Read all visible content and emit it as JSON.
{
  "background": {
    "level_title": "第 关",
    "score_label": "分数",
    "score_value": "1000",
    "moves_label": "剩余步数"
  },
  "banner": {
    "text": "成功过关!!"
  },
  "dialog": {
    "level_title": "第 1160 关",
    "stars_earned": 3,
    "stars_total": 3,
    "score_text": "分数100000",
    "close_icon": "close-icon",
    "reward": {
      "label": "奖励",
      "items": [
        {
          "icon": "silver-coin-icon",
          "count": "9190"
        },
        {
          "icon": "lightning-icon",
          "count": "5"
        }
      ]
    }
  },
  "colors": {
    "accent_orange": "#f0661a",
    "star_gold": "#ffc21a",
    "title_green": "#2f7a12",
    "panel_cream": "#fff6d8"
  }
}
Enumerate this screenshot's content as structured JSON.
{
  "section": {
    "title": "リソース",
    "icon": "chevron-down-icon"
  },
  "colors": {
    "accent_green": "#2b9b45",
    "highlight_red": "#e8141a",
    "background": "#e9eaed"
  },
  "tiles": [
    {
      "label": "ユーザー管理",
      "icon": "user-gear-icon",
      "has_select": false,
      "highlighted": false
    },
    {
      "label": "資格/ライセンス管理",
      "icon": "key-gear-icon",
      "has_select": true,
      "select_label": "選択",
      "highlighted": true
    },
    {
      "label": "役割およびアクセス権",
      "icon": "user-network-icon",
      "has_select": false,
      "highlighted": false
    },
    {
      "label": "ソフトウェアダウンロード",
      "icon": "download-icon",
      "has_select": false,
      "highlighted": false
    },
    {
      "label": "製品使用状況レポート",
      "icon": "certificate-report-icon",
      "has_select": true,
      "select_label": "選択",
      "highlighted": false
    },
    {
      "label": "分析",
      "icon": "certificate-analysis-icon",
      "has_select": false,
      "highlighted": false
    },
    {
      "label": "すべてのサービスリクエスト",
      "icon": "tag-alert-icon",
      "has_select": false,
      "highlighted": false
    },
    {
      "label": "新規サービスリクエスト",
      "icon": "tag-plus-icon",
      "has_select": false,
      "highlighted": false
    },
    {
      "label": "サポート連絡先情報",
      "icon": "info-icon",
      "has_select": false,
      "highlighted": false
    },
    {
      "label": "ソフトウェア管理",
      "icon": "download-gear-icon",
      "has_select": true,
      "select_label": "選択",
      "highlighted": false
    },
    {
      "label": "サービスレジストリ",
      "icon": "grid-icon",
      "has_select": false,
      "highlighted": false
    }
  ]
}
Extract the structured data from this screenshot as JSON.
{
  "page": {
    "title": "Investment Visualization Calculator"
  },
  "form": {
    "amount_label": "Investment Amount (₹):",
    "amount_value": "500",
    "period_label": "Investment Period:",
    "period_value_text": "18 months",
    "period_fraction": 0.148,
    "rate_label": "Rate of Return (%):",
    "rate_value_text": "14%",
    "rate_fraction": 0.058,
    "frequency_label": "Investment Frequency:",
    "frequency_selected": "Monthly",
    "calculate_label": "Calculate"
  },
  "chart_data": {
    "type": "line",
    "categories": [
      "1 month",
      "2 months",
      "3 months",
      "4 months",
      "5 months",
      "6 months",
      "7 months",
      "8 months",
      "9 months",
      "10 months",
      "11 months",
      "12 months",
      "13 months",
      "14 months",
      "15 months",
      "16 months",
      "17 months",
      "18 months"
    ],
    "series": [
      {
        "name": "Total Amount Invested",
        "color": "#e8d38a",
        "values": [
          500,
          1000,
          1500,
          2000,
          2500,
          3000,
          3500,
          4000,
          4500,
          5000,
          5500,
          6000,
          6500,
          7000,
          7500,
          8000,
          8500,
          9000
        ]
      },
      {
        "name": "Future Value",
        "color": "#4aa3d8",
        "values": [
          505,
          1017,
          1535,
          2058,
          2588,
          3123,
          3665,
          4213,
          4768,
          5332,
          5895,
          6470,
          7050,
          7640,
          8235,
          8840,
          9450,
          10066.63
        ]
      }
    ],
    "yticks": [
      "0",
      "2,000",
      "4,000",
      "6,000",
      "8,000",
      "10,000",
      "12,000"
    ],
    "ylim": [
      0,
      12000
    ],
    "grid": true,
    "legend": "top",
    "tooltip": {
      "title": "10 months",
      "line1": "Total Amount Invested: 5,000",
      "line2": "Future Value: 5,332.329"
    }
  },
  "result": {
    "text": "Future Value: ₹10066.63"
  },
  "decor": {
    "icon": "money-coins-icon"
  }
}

========================================

Every record above needs to be repeated word for word.

Answer to the task →
Read all visible content and emit it as JSON.
{
  "background": {
    "level_title": "第 关",
    "score_label": "分数",
    "score_value": "1000",
    "moves_label": "剩余步数"
  },
  "banner": {
    "text": "成功过关!!"
  },
  "dialog": {
    "level_title": "第 1160 关",
    "stars_earned": 3,
    "stars_total": 3,
    "score_text": "分数100000",
    "close_icon": "close-icon",
    "reward": {
      "label": "奖励",
      "items": [
        {
          "icon": "silver-coin-icon",
          "count": "9190"
        },
        {
          "icon": "lightning-icon",
          "count": "5"
        }
      ]
    }
  },
  "colors": {
    "accent_orange": "#f0661a",
    "star_gold": "#ffc21a",
    "title_green": "#2f7a12",
    "panel_cream": "#fff6d8"
  }
}
Enumerate this screenshot's content as structured JSON.
{
  "section": {
    "title": "リソース",
    "icon": "chevron-down-icon"
  },
  "colors": {
    "accent_green": "#2b9b45",
    "highlight_red": "#e8141a",
    "background": "#e9eaed"
  },
  "tiles": [
    {
      "label": "ユーザー管理",
      "icon": "user-gear-icon",
      "has_select": false,
      "highlighted": false
    },
    {
      "label": "資格/ライセンス管理",
      "icon": "key-gear-icon",
      "has_select": true,
      "select_label": "選択",
      "highlighted": true
    },
    {
      "label": "役割およびアクセス権",
      "icon": "user-network-icon",
      "has_select": false,
      "highlighted": false
    },
    {
      "label": "ソフトウェアダウンロード",
      "icon": "download-icon",
      "has_select": false,
      "highlighted": false
    },
    {
      "label": "製品使用状況レポート",
      "icon": "certificate-report-icon",
      "has_select": true,
      "select_label": "選択",
      "highlighted": false
    },
    {
      "label": "分析",
      "icon": "certificate-analysis-icon",
      "has_select": false,
      "highlighted": false
    },
    {
      "label": "すべてのサービスリクエスト",
      "icon": "tag-alert-icon",
      "has_select": false,
      "highlighted": false
    },
    {
      "label": "新規サービスリクエスト",
      "icon": "tag-plus-icon",
      "has_select": false,
      "highlighted": false
    },
    {
      "label": "サポート連絡先情報",
      "icon": "info-icon",
      "has_select": false,
      "highlighted": false
    },
    {
      "label": "ソフトウェア管理",
      "icon": "download-gear-icon",
      "has_select": true,
      "select_label": "選択",
      "highlighted": false
    },
    {
      "label": "サービスレジストリ",
      "icon": "grid-icon",
      "has_select": false,
      "highlighted": false
    }
  ]
}
Extract the structured data from this screenshot as JSON.
{
  "page": {
    "title": "Investment Visualization Calculator"
  },
  "form": {
    "amount_label": "Investment Amount (₹):",
    "amount_value": "500",
    "period_label": "Investment Period:",
    "period_value_text": "18 months",
    "period_fraction": 0.148,
    "rate_label": "Rate of Return (%):",
    "rate_value_text": "14%",
    "rate_fraction": 0.058,
    "frequency_label": "Investment Frequency:",
    "frequency_selected": "Monthly",
    "calculate_label": "Calculate"
  },
  "chart_data": {
    "type": "line",
    "categories": [
      "1 month",
      "2 months",
      "3 months",
      "4 months",
      "5 months",
      "6 months",
      "7 months",
      "8 months",
      "9 months",
      "10 months",
      "11 months",
      "12 months",
      "13 months",
      "14 months",
      "15 months",
      "16 months",
      "17 months",
      "18 months"
    ],
    "series": [
      {
        "name": "Total Amount Invested",
        "color": "#e8d38a",
        "values": [
          500,
          1000,
          1500,
          2000,
          2500,
          3000,
          3500,
          4000,
          4500,
          5000,
          5500,
          6000,
          6500,
          7000,
          7500,
          8000,
          8500,
          9000
        ]
      },
      {
        "name": "Future Value",
        "color": "#4aa3d8",
        "values": [
          505,
          1017,
          1535,
          2058,
          2588,
          3123,
          3665,
          4213,
          4768,
          5332,
          5895,
          6470,
          7050,
          7640,
          8235,
          8840,
          9450,
          10066.63
        ]
      }
    ],
    "yticks": [
      "0",
      "2,000",
      "4,000",
      "6,000",
      "8,000",
      "10,000",
      "12,000"
    ],
    "ylim": [
      0,
      12000
    ],
    "grid": true,
    "legend": "top",
    "tooltip": {
      "title": "10 months",
      "line1": "Total Amount Invested: 5,000",
      "line2": "Future Value: 5,332.329"
    }
  },
  "result": {
    "text": "Future Value: ₹10066.63"
  },
  "decor": {
    "icon": "money-coins-icon"
  }
}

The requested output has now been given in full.